• [Text to read]
--
Our Current Mission:

Get Famous.

Monday, June 21, 2010

The Game Dies In Shooting

The Game Dies in Shooting. This is the initial reports so far.

Sunday, February 28, 2010

My New Theory



I now believe that some time ago humans inhabited the planet of Venus. These humans used up most of their resources much like we are today and a select group of these humans decided enough was enough. Because their technology was far more advanced than ours today they were able to send a select group to earth in order to create a new world. A world that would be free of pollution and waste. A world in which they could live and breathe. There is evidence that Venus was once a warm planet. The atmosphere of Venus is now covered with carbon dioxide the same pollution that spills from factories today. Why do you think we are looking towards Mars now. We are now gearing up for another move. Not anytime soon but in the future when we use all of our resources and when Mars becomes warmer.

Friday, January 1, 2010

Waka Waka Waka...
--
Stored data
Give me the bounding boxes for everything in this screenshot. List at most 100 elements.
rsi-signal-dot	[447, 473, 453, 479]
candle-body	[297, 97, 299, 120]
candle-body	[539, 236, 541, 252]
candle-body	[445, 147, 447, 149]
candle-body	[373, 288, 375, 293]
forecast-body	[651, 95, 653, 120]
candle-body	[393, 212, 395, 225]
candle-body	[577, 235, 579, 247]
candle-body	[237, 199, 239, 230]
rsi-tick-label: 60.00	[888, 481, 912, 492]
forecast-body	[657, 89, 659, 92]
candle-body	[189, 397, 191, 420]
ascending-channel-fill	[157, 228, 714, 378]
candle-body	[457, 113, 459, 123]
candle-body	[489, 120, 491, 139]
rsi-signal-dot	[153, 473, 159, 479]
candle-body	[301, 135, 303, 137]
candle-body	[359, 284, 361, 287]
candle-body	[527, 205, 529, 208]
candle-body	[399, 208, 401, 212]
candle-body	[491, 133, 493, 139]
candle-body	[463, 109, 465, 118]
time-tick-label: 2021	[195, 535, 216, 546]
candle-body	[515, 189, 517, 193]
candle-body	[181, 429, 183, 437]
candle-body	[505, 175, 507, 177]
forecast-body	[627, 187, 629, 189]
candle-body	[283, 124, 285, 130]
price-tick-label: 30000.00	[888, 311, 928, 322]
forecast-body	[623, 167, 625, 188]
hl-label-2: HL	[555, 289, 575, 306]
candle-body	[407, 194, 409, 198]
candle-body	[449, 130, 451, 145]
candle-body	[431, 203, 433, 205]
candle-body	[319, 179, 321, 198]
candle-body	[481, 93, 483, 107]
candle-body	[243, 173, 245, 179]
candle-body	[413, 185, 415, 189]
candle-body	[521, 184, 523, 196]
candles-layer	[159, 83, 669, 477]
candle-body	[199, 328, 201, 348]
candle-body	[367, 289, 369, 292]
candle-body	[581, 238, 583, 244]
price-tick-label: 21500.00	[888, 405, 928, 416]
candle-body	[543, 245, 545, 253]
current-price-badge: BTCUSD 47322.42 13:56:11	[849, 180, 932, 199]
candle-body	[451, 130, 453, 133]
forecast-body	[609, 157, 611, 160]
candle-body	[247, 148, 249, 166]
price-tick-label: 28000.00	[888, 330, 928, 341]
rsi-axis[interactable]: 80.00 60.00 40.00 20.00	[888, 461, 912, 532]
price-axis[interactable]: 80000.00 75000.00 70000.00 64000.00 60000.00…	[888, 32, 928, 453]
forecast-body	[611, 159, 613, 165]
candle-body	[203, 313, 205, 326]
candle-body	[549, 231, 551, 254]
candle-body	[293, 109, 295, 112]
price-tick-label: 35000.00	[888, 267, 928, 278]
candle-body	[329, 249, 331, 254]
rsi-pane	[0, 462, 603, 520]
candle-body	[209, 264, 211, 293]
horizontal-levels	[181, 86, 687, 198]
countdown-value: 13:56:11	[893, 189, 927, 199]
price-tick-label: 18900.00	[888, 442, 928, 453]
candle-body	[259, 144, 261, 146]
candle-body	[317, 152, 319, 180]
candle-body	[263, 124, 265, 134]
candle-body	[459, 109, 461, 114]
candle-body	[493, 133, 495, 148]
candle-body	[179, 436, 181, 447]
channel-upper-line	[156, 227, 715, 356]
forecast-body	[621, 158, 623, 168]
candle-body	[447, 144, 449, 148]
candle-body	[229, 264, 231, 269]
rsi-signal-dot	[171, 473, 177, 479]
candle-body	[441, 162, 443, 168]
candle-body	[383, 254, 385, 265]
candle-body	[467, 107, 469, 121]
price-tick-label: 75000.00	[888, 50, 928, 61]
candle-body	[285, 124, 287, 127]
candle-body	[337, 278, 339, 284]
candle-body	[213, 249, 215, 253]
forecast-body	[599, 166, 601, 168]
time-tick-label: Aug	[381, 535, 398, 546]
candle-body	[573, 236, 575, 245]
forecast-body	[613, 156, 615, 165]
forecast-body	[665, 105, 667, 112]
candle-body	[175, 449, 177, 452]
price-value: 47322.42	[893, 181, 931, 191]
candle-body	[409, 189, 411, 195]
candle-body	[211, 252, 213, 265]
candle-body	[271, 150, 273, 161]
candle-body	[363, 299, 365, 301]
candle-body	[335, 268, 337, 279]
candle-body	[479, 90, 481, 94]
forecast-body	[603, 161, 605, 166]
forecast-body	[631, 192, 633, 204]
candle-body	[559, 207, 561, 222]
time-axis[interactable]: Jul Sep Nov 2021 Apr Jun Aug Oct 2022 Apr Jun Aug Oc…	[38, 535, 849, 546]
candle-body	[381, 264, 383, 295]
--
• [Directive A] According to the blog page, what is the atmosphere of Venus now covered with?
• [Directive B] How would you translate this sentence from the blog page into Spanish: "There is evidence that Venus was once a warm planet."
• [Directive C] Extract everything in the blog page from "I now believe" down to "Mars becomes warmer.".
The rows are separate material, apart from the blog page.

• [Task solution A] Carbon dioxide.

• [Task solution B] Hay pruebas de que Venus fue alguna vez un planeta cálido.

• [Task solution C]
I now believe that some time ago humans inhabited the planet of Venus. These humans used up most of their resources much like we are today and a select group of these humans decided enough was enough. Because their technology was far more advanced than ours today they were able to send a select group to earth in order to create a new world. A world that would be free of pollution and waste. A world in which they could live and breathe. There is evidence that Venus was once a warm planet. The atmosphere of Venus is now covered with carbon dioxide the same pollution that spills from factories today. Why do you think we are looking towards Mars now. We are now gearing up for another move. Not anytime soon but in the future when we use all of our resources and when Mars becomes warmer.